WHAT YOU ARE ASKED TO DO:
Give the number of lines containing the word "loans" and nothing more.

Figure contents as structured data:
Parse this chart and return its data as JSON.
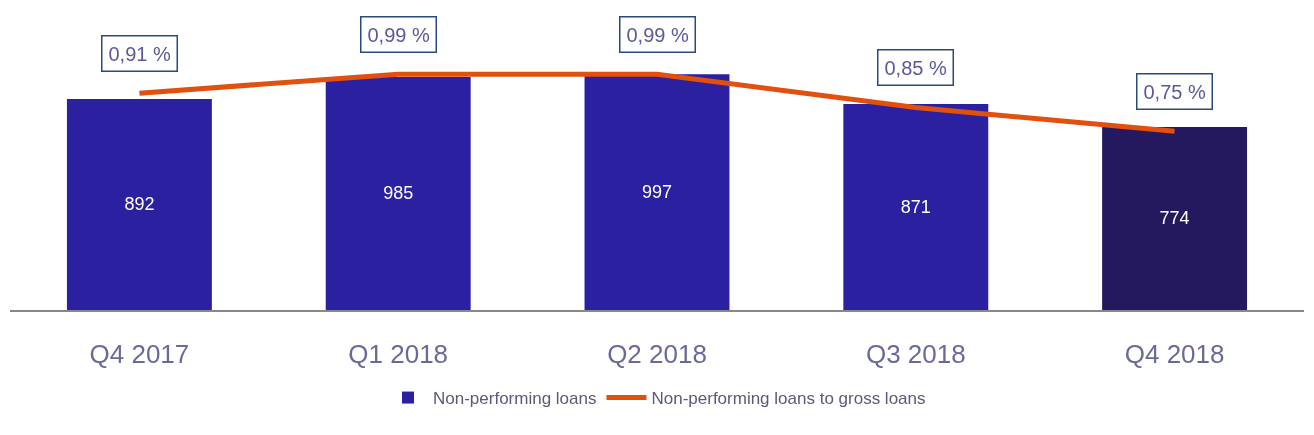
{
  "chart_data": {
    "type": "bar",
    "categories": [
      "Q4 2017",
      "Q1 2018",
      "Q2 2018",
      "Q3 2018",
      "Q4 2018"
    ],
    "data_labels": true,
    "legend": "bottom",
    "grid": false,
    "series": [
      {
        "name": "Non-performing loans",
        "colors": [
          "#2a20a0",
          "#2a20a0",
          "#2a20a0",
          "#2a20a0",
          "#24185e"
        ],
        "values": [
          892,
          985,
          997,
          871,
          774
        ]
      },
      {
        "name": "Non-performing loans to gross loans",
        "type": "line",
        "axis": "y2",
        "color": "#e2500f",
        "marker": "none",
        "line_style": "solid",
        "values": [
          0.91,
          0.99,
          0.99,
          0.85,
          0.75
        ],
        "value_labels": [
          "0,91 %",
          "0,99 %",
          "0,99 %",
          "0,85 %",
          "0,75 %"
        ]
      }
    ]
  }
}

ANSWER TO THE PROBLEM:
2